* Your task *
Reproduce each line that includes the word "artist".

* Listed records *

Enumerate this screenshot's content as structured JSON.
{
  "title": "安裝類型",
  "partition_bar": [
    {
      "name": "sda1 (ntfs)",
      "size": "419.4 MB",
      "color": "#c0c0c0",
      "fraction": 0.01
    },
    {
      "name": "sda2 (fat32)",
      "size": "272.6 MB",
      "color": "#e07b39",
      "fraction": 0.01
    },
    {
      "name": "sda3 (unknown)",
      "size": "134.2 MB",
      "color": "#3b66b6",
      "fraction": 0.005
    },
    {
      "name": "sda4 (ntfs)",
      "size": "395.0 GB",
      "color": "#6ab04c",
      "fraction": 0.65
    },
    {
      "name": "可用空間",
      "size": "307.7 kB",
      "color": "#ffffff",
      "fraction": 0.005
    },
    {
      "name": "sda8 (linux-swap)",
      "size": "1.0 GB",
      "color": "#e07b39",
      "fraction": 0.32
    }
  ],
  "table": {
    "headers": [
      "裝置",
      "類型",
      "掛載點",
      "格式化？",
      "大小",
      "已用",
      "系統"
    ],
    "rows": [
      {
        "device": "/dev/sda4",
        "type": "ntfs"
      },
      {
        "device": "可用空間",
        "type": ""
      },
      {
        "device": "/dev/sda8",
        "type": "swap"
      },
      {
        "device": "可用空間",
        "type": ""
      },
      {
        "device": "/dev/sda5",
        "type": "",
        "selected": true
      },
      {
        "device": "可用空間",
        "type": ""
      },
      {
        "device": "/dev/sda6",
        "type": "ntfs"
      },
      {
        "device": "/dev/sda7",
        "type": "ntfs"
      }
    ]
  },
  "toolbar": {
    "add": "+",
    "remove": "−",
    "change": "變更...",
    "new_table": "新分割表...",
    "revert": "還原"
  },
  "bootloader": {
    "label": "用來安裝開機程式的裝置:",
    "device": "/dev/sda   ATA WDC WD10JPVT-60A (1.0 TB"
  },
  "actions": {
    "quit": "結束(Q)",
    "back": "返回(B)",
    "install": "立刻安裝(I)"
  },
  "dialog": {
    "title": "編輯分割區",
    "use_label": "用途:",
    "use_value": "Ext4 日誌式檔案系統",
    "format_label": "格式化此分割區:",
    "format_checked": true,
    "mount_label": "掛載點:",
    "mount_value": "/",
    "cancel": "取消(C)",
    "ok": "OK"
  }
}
* * *
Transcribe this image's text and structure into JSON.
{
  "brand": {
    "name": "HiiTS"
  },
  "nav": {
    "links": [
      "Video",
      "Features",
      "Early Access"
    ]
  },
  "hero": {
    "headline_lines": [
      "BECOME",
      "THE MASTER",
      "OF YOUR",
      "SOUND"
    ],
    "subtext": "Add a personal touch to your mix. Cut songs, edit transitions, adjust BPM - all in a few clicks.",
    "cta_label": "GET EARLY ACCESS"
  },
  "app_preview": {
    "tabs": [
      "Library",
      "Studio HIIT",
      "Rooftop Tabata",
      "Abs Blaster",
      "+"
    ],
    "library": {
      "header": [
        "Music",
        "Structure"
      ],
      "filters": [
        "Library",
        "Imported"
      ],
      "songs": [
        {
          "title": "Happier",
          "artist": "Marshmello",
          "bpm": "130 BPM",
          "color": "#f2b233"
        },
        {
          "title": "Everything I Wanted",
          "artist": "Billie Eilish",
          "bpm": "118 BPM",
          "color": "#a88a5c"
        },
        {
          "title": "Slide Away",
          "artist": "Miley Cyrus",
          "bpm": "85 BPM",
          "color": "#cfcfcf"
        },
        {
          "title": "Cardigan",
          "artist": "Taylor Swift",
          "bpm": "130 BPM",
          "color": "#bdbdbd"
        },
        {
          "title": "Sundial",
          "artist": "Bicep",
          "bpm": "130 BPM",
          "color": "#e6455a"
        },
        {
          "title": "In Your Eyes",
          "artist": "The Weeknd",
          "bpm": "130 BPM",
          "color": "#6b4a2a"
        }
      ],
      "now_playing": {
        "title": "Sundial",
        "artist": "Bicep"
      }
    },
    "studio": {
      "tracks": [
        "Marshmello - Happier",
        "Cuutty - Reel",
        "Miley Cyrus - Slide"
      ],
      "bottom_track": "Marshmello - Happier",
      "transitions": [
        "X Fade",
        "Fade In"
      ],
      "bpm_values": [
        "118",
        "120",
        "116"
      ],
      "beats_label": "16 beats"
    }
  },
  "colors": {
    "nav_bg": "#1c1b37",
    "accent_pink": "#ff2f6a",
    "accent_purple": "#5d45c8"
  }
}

* Answer to the task *
          "artist": "Marshmello",
          "artist": "Billie Eilish",
          "artist": "Miley Cyrus",
          "artist": "Taylor Swift",
          "artist": "Bicep",
          "artist": "The Weeknd",
        "artist": "Bicep"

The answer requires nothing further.